[What is needed]: Reproduce each line bearing the word "color".
-=-=-=-=-
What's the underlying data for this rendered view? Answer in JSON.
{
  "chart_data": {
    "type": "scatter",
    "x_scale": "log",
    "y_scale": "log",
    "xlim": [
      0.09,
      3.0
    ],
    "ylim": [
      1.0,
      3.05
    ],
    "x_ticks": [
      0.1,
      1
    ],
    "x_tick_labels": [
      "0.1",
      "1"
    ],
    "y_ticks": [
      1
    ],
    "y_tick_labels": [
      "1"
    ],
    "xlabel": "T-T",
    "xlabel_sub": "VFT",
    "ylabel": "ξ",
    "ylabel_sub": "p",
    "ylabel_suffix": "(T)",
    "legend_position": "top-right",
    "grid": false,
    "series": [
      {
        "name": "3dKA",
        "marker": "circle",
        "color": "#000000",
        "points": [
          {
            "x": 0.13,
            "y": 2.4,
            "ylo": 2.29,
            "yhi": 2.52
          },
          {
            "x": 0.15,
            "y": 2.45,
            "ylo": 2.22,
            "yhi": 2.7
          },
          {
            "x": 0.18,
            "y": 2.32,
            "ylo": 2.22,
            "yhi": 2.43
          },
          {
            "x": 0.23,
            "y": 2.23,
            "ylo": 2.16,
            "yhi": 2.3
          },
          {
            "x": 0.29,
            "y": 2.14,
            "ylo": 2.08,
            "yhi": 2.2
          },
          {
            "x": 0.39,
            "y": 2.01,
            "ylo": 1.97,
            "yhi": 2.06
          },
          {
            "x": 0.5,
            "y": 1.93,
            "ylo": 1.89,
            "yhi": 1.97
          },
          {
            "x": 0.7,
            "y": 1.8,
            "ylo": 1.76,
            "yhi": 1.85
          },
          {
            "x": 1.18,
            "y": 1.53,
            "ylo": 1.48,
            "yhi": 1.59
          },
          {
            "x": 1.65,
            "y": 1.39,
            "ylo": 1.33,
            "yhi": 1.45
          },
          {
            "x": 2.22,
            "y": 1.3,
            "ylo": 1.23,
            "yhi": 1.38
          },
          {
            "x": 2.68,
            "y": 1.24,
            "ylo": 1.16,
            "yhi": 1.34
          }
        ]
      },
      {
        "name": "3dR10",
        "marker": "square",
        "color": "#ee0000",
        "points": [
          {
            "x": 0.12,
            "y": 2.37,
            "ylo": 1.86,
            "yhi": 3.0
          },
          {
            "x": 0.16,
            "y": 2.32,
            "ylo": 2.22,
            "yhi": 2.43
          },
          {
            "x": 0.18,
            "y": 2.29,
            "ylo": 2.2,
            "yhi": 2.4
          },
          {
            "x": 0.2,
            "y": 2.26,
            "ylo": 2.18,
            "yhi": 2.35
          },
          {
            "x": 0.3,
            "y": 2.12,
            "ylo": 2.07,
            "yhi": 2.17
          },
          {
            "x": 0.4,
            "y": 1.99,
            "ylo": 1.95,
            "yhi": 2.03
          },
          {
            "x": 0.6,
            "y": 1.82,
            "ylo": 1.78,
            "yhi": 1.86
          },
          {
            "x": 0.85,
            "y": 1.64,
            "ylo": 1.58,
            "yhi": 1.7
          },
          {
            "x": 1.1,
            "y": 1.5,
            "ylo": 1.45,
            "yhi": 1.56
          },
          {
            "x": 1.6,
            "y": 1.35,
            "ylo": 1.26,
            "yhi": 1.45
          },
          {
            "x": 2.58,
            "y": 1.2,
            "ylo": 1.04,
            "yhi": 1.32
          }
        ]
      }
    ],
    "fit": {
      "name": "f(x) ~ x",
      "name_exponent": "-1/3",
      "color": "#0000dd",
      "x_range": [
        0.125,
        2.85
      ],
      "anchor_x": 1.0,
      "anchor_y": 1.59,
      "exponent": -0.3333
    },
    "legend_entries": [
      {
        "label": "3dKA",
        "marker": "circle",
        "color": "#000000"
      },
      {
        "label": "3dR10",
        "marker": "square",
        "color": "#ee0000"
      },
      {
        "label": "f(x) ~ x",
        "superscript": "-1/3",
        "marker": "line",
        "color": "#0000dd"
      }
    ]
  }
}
-=-=-=-=-
[Finished answer]:
        "color": "#000000",
        "color": "#ee0000",
      "color": "#0000dd",
        "color": "#000000"
        "color": "#ee0000"
        "color": "#0000dd"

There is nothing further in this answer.